## [Do this]
Pull out all lines from the listing below in which the word "Webinar" appears.

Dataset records

• • • • •

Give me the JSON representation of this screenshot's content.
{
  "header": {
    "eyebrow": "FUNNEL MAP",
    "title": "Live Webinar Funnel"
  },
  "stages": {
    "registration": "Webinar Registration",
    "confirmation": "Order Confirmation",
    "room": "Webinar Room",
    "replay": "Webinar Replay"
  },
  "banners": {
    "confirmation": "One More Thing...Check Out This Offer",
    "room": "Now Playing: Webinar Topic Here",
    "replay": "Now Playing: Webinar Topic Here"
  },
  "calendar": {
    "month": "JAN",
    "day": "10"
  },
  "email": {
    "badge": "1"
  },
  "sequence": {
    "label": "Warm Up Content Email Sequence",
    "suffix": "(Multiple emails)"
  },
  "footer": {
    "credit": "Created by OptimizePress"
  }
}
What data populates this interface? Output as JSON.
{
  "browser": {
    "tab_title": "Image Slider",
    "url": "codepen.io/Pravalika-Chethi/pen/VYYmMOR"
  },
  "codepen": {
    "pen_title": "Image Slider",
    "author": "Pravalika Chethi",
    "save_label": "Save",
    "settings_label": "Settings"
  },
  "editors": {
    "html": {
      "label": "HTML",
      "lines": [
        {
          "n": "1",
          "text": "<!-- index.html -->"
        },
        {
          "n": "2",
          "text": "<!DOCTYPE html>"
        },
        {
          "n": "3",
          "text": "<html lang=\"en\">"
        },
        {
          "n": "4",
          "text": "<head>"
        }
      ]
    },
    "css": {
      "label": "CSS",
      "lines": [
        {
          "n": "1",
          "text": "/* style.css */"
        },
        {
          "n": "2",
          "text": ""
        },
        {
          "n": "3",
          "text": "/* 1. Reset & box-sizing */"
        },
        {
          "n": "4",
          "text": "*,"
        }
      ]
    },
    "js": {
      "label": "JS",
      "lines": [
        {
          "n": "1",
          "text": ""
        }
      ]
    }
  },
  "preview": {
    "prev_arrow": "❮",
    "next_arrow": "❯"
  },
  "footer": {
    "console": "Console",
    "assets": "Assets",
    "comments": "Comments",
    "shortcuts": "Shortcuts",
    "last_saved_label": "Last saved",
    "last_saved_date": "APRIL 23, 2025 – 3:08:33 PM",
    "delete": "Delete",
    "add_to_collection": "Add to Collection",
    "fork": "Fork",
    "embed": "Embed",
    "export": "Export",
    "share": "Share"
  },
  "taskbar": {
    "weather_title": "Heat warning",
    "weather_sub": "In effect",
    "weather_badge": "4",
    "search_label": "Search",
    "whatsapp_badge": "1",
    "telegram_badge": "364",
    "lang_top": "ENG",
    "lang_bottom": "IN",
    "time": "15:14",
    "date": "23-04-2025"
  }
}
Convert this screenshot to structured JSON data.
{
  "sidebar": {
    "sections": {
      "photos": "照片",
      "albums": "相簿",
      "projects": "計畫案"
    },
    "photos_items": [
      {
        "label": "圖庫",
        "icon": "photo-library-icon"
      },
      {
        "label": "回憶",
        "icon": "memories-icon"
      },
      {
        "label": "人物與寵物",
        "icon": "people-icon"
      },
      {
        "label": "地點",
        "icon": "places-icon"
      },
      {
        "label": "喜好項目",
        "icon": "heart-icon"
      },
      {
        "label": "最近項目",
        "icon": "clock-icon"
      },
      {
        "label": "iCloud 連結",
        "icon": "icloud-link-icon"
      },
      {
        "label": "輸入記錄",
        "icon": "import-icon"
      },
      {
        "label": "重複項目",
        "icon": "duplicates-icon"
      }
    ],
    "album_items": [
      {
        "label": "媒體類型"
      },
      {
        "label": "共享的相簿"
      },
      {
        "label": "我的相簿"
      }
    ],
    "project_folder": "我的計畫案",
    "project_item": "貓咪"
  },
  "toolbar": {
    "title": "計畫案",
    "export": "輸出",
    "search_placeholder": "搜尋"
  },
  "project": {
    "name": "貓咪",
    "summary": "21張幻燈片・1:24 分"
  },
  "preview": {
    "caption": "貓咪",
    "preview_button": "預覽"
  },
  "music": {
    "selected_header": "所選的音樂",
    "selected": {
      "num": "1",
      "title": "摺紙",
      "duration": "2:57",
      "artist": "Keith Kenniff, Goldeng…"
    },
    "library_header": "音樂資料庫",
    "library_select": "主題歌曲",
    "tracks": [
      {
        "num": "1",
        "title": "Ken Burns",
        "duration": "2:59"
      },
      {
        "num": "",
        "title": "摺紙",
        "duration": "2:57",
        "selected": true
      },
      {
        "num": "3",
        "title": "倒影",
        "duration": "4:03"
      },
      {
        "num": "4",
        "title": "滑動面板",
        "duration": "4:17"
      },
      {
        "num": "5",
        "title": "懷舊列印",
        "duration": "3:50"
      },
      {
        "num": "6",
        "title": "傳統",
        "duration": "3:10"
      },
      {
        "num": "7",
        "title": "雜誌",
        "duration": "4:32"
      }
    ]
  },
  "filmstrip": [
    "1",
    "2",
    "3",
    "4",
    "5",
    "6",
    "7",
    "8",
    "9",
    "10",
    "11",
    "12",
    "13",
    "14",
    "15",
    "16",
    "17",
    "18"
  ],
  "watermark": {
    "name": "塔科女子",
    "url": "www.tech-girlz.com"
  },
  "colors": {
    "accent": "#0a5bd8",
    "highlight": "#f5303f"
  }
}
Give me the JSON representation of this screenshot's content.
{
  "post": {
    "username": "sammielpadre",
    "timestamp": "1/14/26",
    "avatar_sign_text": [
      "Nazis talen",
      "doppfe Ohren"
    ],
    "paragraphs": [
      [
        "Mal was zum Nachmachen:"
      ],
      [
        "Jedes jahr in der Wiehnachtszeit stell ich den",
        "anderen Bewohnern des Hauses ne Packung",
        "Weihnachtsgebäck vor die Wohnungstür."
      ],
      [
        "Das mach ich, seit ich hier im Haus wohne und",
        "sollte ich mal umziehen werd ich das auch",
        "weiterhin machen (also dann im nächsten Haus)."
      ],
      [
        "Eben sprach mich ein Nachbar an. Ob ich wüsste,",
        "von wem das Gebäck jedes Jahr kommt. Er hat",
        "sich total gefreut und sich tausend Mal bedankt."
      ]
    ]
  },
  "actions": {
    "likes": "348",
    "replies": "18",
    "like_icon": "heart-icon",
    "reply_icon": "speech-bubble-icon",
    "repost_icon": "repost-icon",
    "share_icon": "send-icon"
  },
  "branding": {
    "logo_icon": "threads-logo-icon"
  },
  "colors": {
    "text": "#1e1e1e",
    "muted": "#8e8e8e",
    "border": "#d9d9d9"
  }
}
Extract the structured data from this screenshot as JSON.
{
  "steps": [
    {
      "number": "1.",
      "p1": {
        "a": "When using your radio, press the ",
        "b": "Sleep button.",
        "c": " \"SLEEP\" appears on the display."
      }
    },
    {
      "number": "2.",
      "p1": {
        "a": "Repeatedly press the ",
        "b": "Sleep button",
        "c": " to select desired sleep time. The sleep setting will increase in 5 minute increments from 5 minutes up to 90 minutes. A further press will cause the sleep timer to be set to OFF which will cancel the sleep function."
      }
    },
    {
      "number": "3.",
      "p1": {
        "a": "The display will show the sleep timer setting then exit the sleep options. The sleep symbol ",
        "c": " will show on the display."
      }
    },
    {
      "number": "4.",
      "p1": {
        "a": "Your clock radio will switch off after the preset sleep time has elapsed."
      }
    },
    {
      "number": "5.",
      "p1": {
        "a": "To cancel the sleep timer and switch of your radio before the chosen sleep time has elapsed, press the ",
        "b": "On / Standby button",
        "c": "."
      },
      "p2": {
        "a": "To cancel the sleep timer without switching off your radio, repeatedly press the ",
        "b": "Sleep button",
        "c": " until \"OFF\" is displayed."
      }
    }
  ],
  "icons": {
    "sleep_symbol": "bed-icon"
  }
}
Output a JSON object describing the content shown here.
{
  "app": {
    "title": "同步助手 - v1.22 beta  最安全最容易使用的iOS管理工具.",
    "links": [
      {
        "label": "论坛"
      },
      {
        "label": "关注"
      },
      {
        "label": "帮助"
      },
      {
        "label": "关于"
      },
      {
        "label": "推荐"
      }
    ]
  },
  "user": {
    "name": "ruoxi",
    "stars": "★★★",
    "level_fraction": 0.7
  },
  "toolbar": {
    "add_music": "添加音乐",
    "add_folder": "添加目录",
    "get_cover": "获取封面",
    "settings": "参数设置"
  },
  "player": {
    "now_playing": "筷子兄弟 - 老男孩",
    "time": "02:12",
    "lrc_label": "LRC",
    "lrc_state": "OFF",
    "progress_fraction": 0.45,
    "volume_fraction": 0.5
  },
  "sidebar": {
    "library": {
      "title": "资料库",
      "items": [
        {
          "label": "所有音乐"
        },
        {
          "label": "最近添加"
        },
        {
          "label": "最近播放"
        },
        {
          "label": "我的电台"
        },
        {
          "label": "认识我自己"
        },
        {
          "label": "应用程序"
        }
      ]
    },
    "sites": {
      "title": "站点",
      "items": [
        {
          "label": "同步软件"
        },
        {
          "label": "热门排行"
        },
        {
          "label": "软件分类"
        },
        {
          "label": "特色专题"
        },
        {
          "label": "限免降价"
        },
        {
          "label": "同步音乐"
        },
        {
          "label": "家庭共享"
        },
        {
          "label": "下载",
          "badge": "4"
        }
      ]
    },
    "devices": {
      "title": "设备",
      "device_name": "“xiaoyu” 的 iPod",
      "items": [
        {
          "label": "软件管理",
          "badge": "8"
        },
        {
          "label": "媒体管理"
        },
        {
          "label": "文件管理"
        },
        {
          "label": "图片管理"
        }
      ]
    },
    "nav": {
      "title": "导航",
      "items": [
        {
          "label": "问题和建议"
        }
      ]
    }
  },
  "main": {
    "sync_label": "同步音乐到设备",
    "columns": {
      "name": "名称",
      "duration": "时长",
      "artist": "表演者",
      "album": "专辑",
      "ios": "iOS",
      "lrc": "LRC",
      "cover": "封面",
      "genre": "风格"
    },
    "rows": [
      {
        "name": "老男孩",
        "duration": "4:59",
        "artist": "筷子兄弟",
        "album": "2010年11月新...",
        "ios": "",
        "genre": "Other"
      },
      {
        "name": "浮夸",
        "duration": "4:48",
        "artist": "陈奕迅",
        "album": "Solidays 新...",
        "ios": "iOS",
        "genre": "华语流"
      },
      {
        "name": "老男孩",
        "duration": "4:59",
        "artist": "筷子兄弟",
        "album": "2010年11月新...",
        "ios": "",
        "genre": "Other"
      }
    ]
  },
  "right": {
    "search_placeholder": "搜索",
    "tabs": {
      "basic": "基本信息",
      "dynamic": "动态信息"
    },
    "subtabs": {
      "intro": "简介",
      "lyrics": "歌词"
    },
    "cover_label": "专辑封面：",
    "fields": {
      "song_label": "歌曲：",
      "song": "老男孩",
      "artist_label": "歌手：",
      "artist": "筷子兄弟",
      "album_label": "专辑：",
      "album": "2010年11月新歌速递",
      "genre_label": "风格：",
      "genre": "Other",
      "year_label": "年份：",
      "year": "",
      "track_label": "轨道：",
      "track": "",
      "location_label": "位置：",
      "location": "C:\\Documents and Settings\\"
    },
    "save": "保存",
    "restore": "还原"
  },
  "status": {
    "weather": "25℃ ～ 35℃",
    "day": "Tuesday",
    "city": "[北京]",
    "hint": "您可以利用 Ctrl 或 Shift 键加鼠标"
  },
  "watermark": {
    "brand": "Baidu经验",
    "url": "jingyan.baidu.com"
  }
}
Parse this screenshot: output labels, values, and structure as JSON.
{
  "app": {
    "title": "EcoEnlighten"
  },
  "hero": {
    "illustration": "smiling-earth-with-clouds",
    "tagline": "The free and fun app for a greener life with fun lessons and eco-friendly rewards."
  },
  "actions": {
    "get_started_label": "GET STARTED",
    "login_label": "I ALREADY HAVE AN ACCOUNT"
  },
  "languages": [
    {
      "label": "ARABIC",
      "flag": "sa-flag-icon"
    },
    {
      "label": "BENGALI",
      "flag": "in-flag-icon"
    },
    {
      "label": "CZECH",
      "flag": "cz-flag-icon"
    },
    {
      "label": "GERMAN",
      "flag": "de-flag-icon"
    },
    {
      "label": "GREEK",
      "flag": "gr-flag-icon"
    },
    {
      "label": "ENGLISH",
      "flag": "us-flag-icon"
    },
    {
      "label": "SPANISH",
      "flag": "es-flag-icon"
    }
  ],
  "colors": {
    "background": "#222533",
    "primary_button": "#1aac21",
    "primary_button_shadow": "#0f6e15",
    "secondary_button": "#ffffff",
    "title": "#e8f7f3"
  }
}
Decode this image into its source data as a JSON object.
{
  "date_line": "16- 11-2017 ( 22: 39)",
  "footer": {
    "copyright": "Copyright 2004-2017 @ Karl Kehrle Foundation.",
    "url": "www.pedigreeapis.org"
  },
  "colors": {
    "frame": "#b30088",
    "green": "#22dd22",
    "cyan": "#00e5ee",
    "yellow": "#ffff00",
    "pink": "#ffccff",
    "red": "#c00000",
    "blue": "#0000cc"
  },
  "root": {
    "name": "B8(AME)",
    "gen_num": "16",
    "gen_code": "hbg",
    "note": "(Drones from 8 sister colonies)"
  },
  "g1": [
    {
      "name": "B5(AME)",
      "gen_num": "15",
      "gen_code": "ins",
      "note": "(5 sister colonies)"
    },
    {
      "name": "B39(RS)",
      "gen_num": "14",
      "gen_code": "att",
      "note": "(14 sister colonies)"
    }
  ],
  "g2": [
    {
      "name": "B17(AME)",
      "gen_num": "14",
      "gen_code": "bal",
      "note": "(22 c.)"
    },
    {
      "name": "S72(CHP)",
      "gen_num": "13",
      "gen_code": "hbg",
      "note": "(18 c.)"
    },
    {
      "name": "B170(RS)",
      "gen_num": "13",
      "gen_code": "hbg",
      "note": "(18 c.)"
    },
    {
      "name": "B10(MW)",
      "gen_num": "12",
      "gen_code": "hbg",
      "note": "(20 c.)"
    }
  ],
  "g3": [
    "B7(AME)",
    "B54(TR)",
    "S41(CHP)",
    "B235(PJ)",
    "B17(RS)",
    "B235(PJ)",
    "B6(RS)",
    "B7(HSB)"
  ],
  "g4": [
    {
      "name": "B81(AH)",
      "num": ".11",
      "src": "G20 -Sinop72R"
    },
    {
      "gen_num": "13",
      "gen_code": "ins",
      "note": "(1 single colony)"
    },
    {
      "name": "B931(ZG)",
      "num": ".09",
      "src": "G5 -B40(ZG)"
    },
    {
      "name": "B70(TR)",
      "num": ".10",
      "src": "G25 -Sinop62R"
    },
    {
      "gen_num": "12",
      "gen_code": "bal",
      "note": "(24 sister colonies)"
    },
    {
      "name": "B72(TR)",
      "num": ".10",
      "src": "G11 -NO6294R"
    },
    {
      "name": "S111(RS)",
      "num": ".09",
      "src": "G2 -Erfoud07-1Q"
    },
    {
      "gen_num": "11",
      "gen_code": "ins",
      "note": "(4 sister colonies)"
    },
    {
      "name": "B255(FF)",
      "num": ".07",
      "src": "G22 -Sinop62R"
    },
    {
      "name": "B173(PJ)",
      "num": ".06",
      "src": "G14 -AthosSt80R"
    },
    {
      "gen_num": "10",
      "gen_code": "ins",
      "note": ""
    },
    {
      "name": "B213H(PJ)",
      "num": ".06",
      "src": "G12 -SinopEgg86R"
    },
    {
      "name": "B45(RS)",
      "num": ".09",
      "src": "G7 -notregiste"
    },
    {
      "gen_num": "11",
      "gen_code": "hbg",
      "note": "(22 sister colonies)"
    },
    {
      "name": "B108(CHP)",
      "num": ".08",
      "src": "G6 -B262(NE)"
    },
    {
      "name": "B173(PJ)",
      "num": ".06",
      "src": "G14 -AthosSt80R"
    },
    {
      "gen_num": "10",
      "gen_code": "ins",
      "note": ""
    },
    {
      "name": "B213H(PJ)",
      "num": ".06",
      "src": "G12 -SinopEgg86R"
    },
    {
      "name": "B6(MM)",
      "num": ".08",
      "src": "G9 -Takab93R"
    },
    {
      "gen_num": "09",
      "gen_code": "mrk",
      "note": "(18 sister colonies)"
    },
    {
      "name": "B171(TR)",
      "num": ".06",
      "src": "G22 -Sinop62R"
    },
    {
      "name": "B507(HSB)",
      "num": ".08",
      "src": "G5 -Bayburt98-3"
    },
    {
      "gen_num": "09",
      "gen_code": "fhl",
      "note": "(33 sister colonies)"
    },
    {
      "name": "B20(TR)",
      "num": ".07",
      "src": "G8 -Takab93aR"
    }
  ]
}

• • • • •

## [Correct result]
    "title": "Live Webinar Funnel"
    "registration": "Webinar Registration",
    "room": "Webinar Room",
    "replay": "Webinar Replay"
    "room": "Now Playing: Webinar Topic Here",
    "replay": "Now Playing: Webinar Topic Here"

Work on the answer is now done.